Problem to solve:
Give the number of lines that contain the string "зааврaар", please, and nothing else.

Records supplied:
● ● ● ● ●

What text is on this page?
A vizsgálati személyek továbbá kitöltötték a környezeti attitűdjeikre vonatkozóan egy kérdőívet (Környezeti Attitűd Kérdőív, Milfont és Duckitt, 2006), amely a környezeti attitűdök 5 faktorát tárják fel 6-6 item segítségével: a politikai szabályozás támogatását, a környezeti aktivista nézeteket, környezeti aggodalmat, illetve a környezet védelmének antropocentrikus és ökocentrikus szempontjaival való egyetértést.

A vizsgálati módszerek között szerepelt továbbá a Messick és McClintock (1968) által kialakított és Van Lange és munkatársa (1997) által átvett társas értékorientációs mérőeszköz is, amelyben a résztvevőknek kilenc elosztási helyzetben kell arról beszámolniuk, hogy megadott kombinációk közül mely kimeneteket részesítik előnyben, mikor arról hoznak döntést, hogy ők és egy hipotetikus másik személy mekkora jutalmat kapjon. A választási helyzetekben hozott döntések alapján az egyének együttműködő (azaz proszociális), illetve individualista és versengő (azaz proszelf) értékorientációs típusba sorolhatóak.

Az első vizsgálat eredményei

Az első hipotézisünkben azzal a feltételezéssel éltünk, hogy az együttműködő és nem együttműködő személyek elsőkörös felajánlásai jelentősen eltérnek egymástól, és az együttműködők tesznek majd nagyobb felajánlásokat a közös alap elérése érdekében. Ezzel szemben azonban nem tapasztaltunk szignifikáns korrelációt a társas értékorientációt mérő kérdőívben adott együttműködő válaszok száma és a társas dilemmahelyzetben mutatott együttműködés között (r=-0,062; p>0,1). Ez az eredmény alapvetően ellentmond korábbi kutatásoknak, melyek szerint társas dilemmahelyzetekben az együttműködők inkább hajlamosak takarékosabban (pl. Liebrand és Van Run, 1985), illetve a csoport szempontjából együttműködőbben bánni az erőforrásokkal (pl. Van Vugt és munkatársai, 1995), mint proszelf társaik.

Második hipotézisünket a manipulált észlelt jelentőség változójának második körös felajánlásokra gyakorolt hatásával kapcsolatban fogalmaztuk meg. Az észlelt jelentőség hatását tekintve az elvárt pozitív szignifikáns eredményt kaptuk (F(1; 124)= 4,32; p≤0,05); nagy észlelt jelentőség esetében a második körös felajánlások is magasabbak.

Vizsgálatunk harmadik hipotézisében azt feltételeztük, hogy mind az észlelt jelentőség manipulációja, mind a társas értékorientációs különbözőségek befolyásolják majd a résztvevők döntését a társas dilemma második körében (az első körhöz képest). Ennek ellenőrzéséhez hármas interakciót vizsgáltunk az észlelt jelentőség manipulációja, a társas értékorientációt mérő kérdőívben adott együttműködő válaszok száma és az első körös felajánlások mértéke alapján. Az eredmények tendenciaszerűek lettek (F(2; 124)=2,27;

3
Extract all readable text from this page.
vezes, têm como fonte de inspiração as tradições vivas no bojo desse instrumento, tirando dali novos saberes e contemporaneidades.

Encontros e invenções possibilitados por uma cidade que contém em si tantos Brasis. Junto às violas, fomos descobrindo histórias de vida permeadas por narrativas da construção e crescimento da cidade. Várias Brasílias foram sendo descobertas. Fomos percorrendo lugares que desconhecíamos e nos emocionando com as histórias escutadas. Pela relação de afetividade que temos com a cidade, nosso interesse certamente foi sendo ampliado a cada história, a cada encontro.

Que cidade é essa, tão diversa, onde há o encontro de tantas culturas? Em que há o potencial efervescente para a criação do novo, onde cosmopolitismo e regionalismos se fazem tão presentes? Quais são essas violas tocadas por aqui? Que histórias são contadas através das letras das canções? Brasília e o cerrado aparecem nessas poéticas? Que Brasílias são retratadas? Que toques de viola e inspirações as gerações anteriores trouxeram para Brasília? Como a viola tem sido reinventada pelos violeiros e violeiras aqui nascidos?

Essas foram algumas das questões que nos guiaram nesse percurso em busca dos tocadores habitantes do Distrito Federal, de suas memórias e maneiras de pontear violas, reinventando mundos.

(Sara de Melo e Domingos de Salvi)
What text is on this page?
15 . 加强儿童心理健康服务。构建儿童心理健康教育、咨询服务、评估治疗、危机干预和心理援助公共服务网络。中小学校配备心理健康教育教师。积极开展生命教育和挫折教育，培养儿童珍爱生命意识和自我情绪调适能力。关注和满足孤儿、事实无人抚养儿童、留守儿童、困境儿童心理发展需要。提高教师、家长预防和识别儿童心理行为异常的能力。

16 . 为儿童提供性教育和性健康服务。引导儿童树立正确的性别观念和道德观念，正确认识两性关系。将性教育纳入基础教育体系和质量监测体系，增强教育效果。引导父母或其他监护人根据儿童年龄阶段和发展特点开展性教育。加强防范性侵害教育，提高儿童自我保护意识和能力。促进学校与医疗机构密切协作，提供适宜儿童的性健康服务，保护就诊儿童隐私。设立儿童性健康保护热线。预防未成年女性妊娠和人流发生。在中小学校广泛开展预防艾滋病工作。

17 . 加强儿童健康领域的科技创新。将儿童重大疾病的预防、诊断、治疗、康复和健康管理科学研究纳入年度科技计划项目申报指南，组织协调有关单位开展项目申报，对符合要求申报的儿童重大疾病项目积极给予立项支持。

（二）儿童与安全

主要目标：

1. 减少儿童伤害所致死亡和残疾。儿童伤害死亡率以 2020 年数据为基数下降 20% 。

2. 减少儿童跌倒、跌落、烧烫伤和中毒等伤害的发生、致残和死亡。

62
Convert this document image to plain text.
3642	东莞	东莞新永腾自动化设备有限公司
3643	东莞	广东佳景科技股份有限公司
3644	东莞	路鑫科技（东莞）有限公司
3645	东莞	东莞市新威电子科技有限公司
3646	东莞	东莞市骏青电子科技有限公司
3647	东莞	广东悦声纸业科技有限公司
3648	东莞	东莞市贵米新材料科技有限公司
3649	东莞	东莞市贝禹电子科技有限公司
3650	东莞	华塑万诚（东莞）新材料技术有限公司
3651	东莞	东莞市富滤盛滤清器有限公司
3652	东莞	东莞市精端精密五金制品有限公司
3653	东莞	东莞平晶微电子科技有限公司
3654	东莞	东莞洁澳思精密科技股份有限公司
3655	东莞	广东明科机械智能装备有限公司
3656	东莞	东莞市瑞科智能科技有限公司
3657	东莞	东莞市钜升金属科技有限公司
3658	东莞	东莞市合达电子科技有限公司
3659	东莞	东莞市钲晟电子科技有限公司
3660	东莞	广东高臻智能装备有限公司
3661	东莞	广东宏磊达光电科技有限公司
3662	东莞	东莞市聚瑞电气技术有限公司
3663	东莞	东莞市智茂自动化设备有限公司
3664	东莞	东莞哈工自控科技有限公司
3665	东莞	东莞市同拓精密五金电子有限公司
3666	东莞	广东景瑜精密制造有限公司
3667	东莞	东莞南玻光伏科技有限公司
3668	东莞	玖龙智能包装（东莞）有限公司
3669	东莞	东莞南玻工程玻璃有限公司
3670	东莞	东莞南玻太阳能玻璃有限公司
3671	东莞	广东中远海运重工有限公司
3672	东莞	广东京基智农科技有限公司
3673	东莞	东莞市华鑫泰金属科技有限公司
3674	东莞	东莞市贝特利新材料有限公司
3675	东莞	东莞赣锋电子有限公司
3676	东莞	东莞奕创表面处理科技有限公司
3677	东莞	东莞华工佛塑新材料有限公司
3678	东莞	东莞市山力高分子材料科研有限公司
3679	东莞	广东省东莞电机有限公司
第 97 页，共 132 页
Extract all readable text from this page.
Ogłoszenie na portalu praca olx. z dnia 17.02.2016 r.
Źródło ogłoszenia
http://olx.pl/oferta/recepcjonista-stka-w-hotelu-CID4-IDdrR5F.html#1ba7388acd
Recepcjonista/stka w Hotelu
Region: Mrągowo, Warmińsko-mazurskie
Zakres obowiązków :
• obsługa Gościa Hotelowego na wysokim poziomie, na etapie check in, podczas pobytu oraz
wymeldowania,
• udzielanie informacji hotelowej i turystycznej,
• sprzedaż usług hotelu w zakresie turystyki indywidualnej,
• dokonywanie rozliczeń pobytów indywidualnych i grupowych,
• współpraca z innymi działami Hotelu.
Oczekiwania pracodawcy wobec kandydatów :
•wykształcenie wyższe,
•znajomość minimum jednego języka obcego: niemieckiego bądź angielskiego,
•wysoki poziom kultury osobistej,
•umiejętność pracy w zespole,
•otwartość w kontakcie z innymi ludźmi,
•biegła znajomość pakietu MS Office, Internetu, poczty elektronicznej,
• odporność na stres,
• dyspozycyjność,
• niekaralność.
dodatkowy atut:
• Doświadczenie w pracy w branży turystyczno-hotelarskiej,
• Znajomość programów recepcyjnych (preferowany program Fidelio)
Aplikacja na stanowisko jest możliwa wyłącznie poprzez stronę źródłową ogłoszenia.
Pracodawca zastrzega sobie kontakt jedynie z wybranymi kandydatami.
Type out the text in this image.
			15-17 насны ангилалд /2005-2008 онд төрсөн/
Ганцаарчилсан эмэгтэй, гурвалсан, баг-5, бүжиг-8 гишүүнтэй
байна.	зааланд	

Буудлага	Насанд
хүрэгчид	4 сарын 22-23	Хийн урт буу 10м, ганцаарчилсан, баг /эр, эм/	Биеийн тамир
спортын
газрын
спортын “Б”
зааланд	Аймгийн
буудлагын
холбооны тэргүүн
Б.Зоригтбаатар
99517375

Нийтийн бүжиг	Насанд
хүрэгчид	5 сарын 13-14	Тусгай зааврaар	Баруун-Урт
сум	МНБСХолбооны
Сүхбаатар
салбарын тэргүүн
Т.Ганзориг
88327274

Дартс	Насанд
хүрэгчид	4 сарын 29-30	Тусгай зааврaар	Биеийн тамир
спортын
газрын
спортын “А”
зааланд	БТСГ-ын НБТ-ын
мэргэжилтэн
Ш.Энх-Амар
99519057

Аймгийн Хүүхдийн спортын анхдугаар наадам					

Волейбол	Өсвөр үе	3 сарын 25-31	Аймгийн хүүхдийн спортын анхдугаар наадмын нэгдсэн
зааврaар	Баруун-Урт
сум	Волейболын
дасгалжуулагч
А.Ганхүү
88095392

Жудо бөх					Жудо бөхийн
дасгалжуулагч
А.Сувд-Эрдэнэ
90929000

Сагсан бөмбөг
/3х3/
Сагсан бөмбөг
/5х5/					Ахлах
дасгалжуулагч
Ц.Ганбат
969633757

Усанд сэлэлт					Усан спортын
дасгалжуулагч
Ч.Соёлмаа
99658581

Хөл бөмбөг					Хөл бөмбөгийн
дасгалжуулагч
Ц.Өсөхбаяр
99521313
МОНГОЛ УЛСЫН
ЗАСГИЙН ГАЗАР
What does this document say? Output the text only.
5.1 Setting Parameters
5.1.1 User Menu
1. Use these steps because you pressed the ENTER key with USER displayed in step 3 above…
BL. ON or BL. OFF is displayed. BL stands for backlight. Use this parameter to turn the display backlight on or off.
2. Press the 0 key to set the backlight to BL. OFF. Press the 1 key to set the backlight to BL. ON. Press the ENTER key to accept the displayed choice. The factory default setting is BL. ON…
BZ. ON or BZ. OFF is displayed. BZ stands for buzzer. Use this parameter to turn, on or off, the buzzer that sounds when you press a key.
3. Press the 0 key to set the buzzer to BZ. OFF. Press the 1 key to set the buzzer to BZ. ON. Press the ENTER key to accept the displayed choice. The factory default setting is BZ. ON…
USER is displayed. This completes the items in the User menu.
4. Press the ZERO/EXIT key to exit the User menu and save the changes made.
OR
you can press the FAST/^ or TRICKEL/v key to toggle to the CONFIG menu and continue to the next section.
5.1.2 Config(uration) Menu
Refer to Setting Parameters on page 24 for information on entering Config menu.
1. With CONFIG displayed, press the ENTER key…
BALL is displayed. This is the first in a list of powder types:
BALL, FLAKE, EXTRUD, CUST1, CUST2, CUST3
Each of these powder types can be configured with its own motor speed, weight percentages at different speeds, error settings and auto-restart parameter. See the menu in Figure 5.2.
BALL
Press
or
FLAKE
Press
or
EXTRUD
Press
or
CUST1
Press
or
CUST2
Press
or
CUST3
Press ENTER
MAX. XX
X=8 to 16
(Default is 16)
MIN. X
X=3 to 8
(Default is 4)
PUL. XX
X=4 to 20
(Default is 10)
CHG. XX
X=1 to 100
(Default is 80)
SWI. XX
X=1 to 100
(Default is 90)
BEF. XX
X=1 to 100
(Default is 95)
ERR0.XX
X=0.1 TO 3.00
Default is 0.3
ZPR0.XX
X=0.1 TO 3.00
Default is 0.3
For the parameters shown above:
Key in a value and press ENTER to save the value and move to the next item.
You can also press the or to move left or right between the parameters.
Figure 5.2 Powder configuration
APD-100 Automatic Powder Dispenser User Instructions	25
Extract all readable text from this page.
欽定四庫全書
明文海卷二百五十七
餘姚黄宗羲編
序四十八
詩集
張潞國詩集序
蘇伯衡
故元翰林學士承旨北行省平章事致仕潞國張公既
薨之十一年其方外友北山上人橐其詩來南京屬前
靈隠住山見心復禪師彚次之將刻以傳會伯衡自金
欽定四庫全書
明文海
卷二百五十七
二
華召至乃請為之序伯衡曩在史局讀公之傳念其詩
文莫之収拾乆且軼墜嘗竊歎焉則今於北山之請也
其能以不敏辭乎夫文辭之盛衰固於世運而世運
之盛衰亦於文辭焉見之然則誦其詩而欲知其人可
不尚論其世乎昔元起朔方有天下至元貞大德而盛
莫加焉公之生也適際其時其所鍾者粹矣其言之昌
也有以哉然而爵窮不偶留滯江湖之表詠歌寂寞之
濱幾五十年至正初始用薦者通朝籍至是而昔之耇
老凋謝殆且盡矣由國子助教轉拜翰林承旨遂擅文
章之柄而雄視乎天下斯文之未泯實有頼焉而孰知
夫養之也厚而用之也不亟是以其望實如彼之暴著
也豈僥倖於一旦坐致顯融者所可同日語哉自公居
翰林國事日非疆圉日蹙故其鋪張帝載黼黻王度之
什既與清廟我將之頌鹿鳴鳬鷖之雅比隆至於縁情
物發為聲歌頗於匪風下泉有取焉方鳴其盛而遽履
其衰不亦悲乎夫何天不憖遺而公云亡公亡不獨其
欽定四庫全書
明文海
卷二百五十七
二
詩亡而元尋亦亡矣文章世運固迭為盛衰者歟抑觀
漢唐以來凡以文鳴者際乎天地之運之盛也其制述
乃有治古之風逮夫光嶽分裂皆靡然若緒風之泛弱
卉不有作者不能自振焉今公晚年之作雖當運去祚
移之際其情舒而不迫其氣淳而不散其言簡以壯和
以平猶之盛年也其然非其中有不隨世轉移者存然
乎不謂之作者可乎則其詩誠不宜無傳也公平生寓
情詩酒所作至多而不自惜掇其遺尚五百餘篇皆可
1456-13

● ● ● ● ●

Exercise solution:
3